» **Do this**
Collect all lines containing the word "Tipe" from the data.

□ □ □ □ □

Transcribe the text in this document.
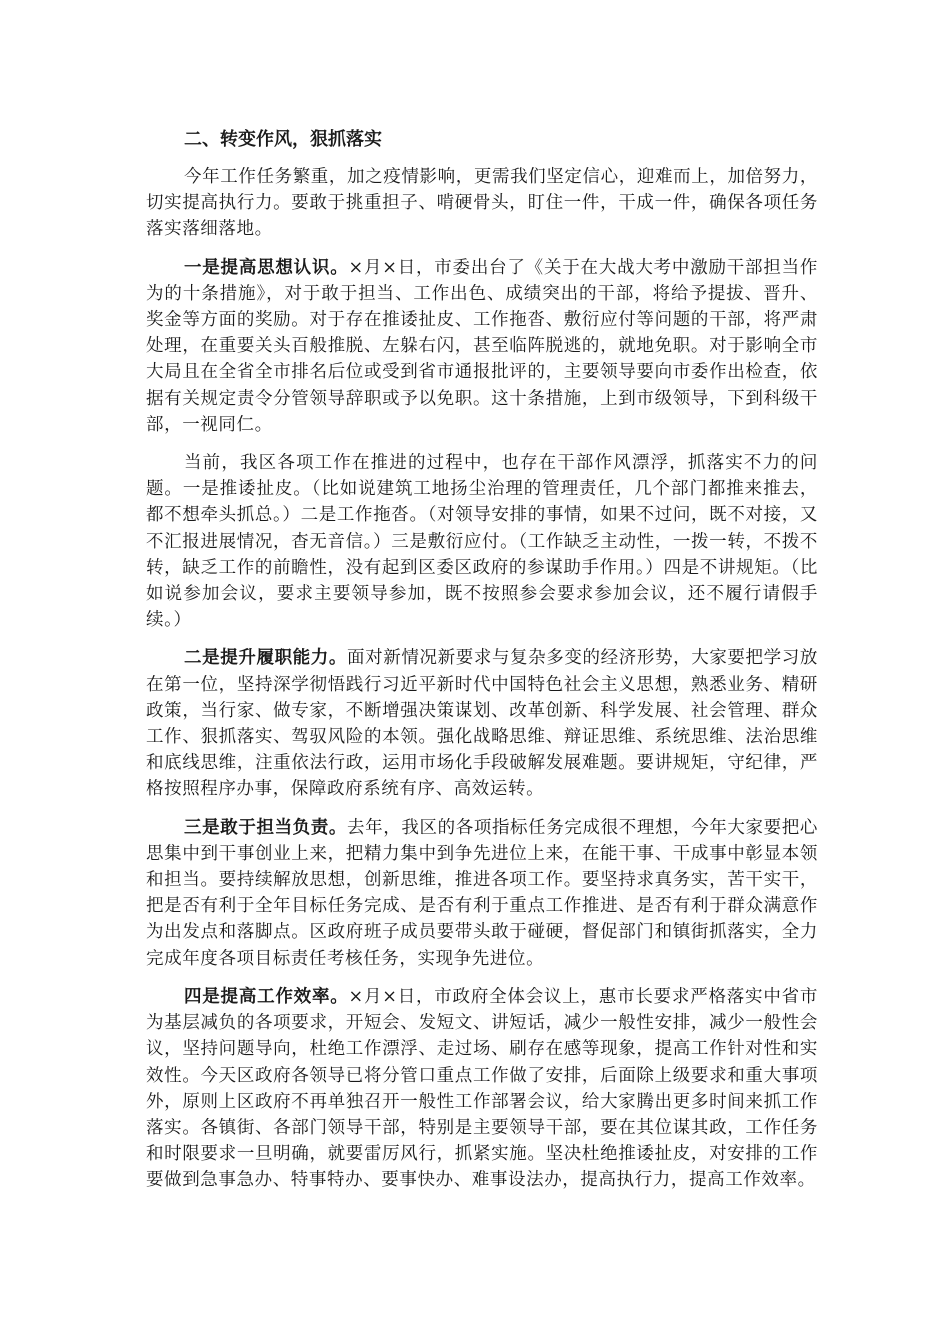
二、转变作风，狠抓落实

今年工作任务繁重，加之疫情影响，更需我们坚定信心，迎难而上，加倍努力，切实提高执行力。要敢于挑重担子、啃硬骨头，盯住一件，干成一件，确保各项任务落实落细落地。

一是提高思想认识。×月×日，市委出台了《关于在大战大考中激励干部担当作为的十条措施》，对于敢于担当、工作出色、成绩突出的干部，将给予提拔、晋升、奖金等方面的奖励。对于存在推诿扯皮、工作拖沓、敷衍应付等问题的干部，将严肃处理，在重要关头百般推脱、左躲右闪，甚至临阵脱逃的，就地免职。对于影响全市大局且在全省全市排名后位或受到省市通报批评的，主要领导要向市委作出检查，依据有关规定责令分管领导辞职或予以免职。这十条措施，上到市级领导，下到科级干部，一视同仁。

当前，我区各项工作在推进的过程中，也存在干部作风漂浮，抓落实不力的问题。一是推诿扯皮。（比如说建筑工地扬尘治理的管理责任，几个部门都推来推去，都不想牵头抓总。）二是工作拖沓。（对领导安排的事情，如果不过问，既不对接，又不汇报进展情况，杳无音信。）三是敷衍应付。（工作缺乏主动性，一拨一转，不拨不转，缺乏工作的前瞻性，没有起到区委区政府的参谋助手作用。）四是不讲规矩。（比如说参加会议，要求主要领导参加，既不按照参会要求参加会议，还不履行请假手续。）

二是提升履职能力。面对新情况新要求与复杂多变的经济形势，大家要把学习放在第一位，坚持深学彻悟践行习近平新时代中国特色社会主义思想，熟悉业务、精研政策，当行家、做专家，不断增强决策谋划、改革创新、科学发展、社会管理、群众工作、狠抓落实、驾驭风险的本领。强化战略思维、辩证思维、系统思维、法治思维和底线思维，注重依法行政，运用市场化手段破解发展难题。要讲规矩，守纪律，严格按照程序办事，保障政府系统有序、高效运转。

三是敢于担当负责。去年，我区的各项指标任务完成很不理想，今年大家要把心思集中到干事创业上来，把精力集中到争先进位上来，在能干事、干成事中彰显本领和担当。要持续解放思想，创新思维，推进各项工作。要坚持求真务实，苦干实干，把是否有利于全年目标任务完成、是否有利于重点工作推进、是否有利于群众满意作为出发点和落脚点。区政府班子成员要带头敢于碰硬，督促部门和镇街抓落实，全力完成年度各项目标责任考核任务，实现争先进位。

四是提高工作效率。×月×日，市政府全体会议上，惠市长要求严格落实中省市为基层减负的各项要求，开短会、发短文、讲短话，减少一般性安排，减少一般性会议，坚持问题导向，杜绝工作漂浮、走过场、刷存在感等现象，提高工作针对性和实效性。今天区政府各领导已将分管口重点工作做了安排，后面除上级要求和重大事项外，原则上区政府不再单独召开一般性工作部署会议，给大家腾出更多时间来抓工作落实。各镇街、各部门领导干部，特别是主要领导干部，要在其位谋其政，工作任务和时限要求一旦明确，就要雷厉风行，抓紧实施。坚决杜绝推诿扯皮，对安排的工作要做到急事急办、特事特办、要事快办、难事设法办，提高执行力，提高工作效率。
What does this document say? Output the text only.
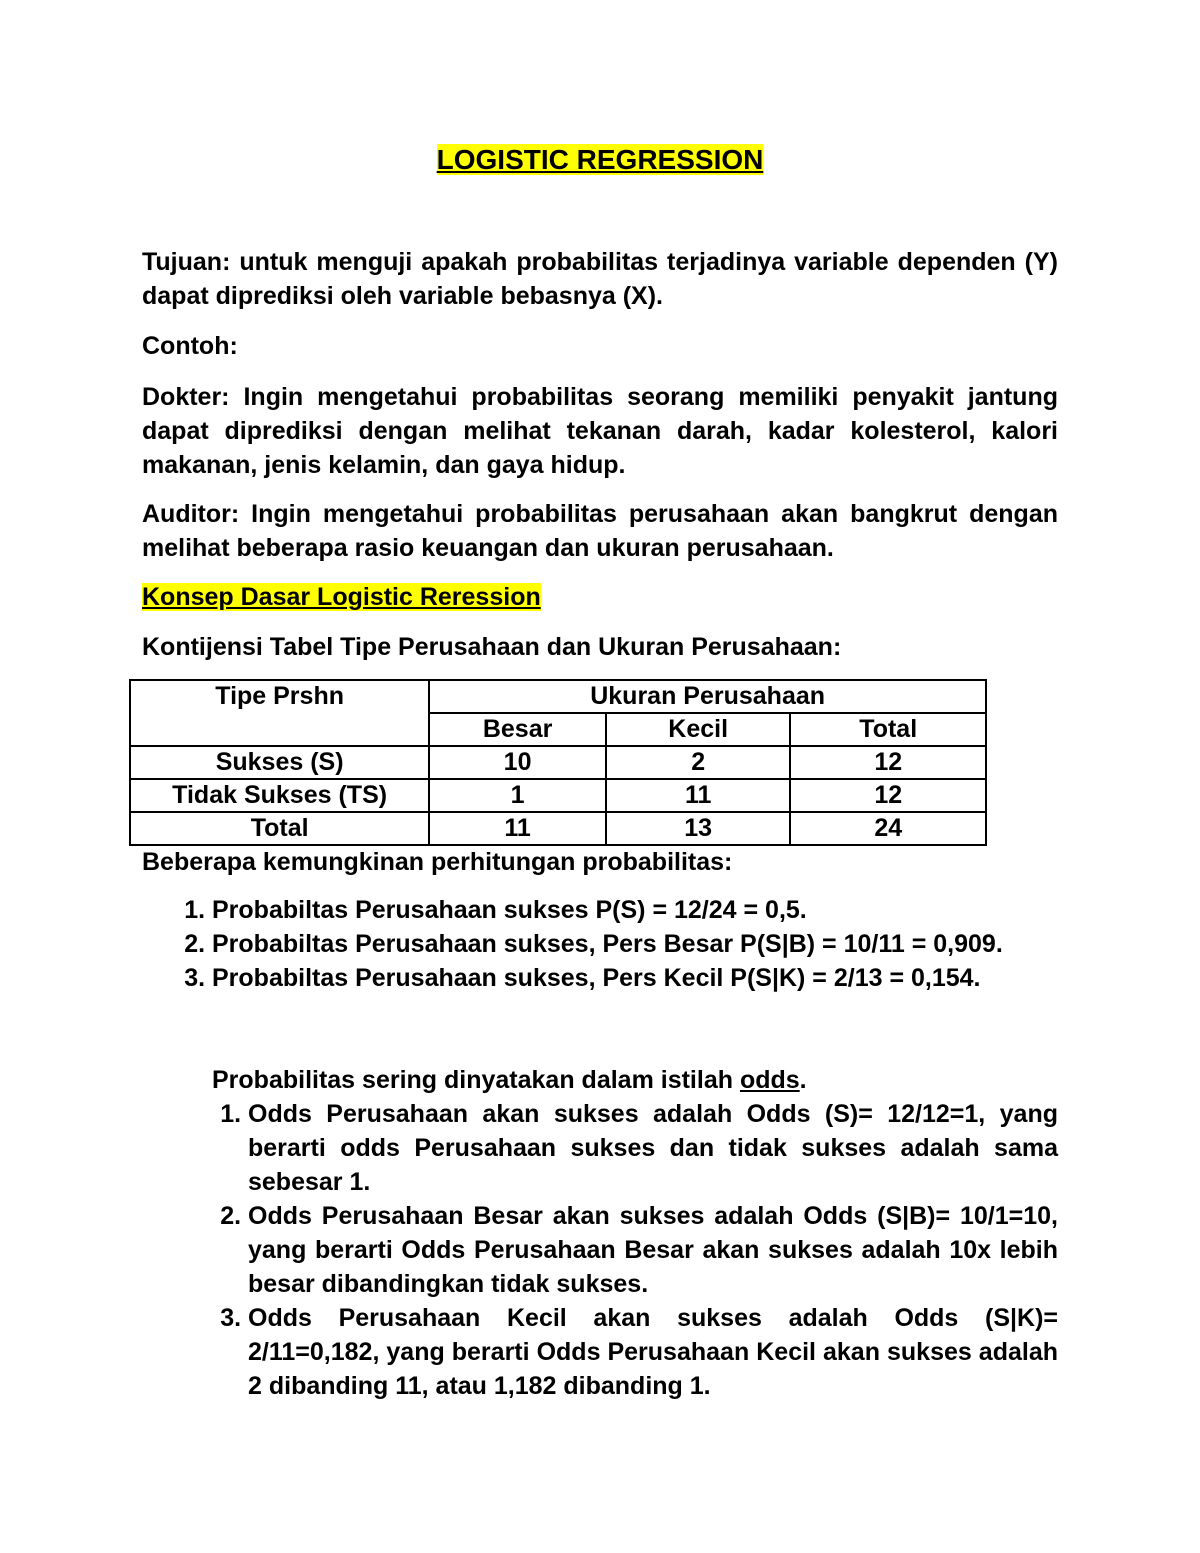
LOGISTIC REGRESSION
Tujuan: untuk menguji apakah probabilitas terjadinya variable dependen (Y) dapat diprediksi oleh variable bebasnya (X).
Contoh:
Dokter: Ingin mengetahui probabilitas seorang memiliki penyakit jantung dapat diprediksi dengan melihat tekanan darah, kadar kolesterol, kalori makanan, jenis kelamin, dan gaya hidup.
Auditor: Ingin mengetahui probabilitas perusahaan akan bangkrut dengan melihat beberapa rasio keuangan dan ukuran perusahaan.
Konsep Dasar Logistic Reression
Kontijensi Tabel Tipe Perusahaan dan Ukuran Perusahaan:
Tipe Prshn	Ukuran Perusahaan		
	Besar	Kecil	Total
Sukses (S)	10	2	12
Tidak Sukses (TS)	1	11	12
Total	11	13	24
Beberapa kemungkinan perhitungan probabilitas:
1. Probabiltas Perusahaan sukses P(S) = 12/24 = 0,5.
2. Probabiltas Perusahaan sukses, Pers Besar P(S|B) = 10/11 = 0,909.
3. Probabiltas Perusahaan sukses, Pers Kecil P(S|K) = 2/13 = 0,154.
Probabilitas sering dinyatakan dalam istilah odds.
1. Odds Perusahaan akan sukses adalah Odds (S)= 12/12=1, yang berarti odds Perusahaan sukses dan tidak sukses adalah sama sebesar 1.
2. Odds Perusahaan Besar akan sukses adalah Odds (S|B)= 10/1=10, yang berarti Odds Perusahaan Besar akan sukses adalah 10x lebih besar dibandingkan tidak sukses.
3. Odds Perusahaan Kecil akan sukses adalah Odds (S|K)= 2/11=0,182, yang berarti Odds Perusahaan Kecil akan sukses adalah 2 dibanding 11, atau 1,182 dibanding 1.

□ □ □ □ □

» **Exercise response**
Kontijensi Tabel Tipe Perusahaan dan Ukuran Perusahaan:
Tipe Prshn	Ukuran Perusahaan		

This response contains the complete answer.